WRITTEN TASK:
Exclude the pictures; give every entry again exactly as written.

______________________________

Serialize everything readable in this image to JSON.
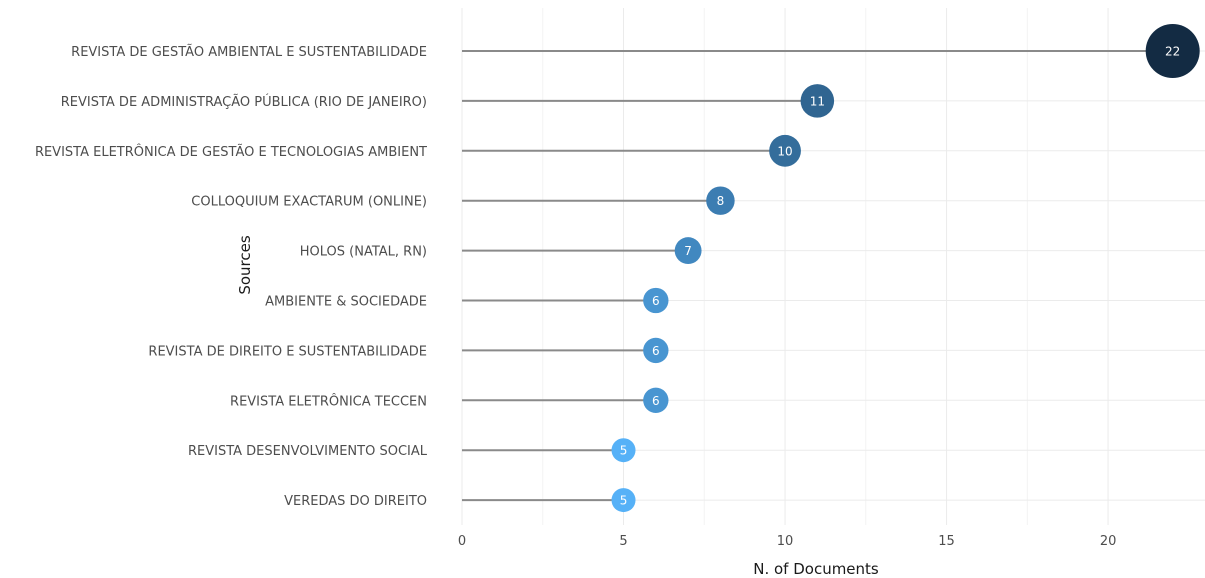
{
  "chart_data": {
    "type": "lollipop",
    "title": "",
    "xlabel": "N. of Documents",
    "ylabel": "Sources",
    "xlim": [
      0,
      23
    ],
    "xticks": [
      0,
      5,
      10,
      15,
      20
    ],
    "grid": true,
    "legend": "none",
    "categories": [
      "REVISTA DE GESTÃO AMBIENTAL E SUSTENTABILIDADE",
      "REVISTA DE ADMINISTRAÇÃO PÚBLICA (RIO DE JANEIRO)",
      "REVISTA ELETRÔNICA DE GESTÃO E TECNOLOGIAS AMBIENT",
      "COLLOQUIUM EXACTARUM (ONLINE)",
      "HOLOS (NATAL, RN)",
      "AMBIENTE & SOCIEDADE",
      "REVISTA DE DIREITO E SUSTENTABILIDADE",
      "REVISTA ELETRÔNICA TECCEN",
      "REVISTA DESENVOLVIMENTO SOCIAL",
      "VEREDAS DO DIREITO"
    ],
    "values": [
      22,
      11,
      10,
      8,
      7,
      6,
      6,
      6,
      5,
      5
    ],
    "color_scale": {
      "low": "#56b1f7",
      "high": "#132b43"
    },
    "segment_color": "#8a8a8a"
  }
}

______________________________

REPLY:
Serialize everything readable in this image to JSON.
{
  "chart_data": {
    "type": "lollipop",
    "title": "",
    "xlabel": "N. of Documents",
    "ylabel": "Sources",
    "xlim": [
      0,
      23
    ],
    "xticks": [
      0,
      5,
      10,
      15,
      20
    ],
    "grid": true,
    "legend": "none",
    "categories": [
      "REVISTA DE GESTÃO AMBIENTAL E SUSTENTABILIDADE",
      "REVISTA DE ADMINISTRAÇÃO PÚBLICA (RIO DE JANEIRO)",
      "REVISTA ELETRÔNICA DE GESTÃO E TECNOLOGIAS AMBIENT",
      "COLLOQUIUM EXACTARUM (ONLINE)",
      "HOLOS (NATAL, RN)",
      "AMBIENTE & SOCIEDADE",
      "REVISTA DE DIREITO E SUSTENTABILIDADE",
      "REVISTA ELETRÔNICA TECCEN",
      "REVISTA DESENVOLVIMENTO SOCIAL",
      "VEREDAS DO DIREITO"
    ],
    "values": [
      22,
      11,
      10,
      8,
      7,
      6,
      6,
      6,
      5,
      5
    ],
    "color_scale": {
      "low": "#56b1f7",
      "high": "#132b43"
    },
    "segment_color": "#8a8a8a"
  }
}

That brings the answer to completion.